> _REQUIREMENTS_
**1)** According to the Jennifer Moxley article, which award did her collection The Open Secret win in 2015?
**2)** Quote the Jennifer Moxley article word for word, starting with "In 2015, Moxley's" and going on through "1996) UK Edition (Cambridge: Salt, 2003)".
**3)** Write what comes next in the article on the poet Jennifer Moxley, picking up after its final line.

> _SOURCE TEXT_

● ● ● ● ●

= Jennifer Moxley =

American poet, editor, and translator (born 1964)

Jennifer Moxley (born 12 May 1964) is an American poet, editor, and translator (French) who was born in San Diego, California. She got her GED at 16, took college courses while working in her father's shop, spent a year as an au pair in Paris at age 18, and attended the University of California, San Diego. Her time at the university is detailed in her memoir, The Middle Room.

She teaches poetry and poetics at the University of Maine and resides in Orono, Maine with her partner, Steve Evans. She is working on an English translation of the poems and diaries of Quebecois poet Marie Uguay.

In 2015, Moxley's collection The Open Secret won the Poetry Society of America's William Carlos Williams Award. Her poems have been included in two anthologies of contemporary American verse published by W. W. Norton & Company.

== Work ==

=== Poetry ===
- Imagination Verses (New York: Tender Buttons, 1996) UK Edition (Cambridge: Salt, 2003)
- The Sense Record (Washington DC: Edge, 2002) UK Edition (Cambridge: Salt, 2003)

● ● ● ● ●

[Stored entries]
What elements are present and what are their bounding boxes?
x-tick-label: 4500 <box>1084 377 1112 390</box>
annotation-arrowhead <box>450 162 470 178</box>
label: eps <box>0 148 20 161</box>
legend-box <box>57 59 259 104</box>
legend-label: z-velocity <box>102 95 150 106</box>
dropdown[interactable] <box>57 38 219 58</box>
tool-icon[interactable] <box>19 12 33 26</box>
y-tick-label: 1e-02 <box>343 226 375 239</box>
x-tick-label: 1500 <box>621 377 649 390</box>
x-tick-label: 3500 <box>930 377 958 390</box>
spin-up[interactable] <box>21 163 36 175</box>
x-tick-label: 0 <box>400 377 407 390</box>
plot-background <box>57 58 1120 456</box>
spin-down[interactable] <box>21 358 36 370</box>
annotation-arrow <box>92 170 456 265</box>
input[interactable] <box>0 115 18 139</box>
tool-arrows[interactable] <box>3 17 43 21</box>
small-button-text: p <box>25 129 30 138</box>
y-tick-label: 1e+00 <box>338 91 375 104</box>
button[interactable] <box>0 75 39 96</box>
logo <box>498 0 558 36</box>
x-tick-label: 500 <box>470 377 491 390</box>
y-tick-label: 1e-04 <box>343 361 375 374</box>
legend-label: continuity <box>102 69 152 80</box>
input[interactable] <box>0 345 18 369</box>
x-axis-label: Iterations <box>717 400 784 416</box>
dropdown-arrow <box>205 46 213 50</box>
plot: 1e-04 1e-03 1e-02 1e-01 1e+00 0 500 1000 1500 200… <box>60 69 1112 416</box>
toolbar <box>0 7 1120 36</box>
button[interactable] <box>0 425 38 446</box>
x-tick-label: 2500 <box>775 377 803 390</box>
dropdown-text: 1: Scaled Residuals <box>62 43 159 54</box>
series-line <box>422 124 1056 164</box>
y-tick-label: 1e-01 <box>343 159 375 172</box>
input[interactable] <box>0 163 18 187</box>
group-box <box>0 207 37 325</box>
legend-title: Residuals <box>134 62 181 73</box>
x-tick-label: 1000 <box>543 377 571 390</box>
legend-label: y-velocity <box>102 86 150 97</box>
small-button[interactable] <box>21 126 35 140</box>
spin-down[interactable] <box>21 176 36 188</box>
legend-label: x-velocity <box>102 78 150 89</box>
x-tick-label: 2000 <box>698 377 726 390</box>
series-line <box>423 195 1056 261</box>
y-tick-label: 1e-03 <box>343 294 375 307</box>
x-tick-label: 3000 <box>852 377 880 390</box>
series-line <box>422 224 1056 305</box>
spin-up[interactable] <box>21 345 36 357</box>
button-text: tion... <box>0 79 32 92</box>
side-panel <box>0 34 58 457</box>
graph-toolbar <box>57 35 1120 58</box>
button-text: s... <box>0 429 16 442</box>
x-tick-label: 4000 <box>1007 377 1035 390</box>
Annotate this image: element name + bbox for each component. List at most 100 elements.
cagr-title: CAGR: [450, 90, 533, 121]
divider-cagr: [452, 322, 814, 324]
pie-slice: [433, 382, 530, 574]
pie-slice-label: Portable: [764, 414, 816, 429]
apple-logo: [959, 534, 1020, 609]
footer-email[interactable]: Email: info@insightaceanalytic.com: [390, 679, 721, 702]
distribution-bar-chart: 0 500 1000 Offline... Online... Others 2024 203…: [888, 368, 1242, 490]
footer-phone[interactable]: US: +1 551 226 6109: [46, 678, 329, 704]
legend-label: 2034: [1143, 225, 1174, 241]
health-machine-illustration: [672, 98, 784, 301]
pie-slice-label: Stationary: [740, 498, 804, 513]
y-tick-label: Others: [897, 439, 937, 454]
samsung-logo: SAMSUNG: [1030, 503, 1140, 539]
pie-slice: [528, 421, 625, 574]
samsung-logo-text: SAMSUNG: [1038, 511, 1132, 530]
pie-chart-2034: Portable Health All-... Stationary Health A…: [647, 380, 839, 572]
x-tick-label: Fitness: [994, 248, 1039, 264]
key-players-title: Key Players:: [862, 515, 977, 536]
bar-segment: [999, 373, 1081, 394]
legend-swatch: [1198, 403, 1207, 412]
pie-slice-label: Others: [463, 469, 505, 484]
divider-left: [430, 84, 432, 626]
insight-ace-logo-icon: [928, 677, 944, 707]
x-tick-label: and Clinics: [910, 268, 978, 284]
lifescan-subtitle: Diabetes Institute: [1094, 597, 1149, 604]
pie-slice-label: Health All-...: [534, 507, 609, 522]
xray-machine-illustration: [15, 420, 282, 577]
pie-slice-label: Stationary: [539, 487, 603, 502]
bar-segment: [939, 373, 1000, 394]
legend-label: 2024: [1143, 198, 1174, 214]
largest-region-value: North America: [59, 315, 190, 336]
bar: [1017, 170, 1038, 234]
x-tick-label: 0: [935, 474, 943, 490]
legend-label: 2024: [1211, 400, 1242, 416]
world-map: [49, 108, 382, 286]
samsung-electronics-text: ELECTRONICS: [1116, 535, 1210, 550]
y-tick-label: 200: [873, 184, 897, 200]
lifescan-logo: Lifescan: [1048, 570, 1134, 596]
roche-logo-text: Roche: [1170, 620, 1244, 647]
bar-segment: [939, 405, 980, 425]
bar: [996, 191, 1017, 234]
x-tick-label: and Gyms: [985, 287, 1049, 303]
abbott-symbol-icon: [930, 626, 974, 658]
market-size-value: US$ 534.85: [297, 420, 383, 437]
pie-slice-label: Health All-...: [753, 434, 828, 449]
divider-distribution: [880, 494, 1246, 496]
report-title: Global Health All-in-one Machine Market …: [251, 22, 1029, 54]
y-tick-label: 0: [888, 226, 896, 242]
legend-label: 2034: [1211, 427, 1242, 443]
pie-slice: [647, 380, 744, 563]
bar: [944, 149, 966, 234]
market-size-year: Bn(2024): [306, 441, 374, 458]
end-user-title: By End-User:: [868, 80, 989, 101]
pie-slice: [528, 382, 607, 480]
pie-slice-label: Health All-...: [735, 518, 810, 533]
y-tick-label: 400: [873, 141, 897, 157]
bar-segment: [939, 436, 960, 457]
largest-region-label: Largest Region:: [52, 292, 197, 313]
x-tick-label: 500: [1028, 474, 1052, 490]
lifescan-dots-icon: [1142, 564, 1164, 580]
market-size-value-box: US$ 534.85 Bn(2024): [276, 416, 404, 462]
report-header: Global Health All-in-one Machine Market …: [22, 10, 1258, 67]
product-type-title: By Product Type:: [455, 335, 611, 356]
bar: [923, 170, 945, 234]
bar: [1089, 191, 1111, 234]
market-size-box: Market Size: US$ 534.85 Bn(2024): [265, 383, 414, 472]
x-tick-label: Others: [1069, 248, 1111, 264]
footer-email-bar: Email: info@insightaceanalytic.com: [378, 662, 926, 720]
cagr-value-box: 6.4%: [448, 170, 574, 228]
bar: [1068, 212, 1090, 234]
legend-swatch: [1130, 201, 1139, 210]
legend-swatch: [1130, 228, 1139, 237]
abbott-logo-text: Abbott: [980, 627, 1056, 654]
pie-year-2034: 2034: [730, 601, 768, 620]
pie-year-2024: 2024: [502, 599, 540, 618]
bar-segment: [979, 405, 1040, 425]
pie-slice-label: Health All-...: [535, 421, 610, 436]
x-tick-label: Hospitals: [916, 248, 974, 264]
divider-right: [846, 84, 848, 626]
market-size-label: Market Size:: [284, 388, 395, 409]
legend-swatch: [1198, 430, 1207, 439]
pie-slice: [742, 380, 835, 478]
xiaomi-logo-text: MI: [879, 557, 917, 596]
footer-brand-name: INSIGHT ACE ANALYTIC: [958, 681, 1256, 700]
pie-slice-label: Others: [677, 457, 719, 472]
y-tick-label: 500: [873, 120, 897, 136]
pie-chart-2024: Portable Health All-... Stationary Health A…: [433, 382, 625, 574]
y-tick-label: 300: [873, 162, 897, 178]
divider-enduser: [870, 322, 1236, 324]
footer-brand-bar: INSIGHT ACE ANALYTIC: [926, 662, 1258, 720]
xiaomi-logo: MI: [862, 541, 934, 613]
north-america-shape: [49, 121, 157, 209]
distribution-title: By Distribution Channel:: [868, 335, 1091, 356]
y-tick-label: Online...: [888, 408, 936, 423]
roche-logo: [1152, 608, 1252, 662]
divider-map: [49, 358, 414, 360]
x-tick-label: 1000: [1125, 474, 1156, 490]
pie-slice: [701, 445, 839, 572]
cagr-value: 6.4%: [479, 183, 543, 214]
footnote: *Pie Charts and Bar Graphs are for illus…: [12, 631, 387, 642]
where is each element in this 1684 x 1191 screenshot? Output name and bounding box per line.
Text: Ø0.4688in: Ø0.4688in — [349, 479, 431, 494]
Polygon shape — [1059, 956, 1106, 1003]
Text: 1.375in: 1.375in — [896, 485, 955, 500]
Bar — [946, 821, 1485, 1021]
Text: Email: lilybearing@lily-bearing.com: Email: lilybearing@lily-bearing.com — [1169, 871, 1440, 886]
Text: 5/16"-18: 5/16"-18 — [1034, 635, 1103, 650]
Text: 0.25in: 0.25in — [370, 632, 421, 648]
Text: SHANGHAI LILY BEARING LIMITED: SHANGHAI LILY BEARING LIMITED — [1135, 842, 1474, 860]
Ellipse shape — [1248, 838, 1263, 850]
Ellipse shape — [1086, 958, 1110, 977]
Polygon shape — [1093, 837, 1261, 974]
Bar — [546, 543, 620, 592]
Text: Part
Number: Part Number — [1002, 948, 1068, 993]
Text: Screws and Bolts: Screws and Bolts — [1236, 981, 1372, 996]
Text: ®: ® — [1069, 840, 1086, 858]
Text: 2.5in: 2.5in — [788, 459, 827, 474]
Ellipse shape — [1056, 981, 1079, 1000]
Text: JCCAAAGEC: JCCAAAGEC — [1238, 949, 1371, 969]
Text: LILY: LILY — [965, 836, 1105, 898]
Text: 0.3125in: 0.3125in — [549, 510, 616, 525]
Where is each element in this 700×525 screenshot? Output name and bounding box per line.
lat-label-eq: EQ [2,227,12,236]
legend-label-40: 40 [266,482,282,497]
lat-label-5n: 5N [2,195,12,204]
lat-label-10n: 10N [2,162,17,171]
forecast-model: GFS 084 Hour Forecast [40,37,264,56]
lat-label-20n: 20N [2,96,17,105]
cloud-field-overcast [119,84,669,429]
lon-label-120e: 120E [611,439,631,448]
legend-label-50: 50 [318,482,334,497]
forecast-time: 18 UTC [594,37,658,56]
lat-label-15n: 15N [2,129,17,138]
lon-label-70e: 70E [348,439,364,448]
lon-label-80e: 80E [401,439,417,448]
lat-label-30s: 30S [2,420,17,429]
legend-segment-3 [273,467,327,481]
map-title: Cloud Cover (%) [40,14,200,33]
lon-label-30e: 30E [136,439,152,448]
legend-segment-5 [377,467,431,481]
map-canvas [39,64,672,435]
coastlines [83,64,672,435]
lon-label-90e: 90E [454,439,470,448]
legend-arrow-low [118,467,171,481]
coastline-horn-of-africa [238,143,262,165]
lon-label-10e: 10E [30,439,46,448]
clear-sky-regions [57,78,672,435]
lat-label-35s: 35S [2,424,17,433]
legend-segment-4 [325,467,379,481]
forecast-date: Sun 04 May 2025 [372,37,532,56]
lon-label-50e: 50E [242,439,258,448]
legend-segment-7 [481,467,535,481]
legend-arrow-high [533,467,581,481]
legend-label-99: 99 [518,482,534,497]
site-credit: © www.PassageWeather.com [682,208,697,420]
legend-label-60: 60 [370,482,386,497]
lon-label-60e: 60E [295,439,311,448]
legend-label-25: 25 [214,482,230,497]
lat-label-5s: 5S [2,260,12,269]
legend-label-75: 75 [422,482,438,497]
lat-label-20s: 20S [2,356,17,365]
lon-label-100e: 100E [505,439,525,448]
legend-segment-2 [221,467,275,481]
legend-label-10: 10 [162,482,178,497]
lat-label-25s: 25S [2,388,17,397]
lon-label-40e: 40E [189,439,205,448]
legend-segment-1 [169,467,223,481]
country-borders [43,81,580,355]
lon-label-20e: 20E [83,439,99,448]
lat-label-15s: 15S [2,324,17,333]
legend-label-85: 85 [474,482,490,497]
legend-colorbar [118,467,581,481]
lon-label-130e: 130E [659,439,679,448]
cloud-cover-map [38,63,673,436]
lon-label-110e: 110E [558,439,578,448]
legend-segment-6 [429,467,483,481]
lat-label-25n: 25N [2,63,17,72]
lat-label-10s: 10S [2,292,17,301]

● ● ● ● ●

> _SOLVED PROBLEMS_
**1)** The Poetry Society of America's William Carlos Williams Award.

**2)**
In 2015, Moxley's collection The Open Secret won the Poetry Society of America's William Carlos Williams Award. Her poems have been included in two anthologies of contemporary American verse published by W. W. Norton & Company.

== Work ==

=== Poetry ===
- Imagination Verses (New York: Tender Buttons, 1996) UK Edition (Cambridge: Salt, 2003)

**3)**
- Often Capital (Chicago: Flood, 2005)
- The Line (Sausalito: Post-Apollo, 2007)
- Clampdown (Chicago: Flood, 2009)
- Foyer States (Iowa City: Catenary, 2013)
- The Open Secret (Chicago: Flood Editions, 2014)
- Druthers (Chicago: Flood Editions, 2018)

=== Prose ===
- For the Good of All, Do Not Destroy the Birds: Essays (Chicago: Flood Editions, 2021)
- There Are Things We Live Among: Essays on the Object World. (Chicago: Flood Editions, 2012)
- The Middle Room (Berkeley, CA: subpress, 2007)

=== Editing ===
- The Poker (Somerville, MA), contributing editor, 2003 to present
- The Baffler (Chicago), poetry editor, 1997.
- The Impercipient Lecture Series (Providence), co-editor with Steve Evans, 1997
- The Impercipient (Providence), founder and editor 1992 to 1995

=== Translation ===
- Writing the Real: A Bilingual Anthology of Contemporary French Poetry (translated Anne Portugal), 2016. Enitharmon Press
- The Translation Begins by Jacqueline Risset (Providence: Burning Deck, 1996)
- Sleep's Powers by Jacqueline Risset (New York: Ugly Duckling Presse)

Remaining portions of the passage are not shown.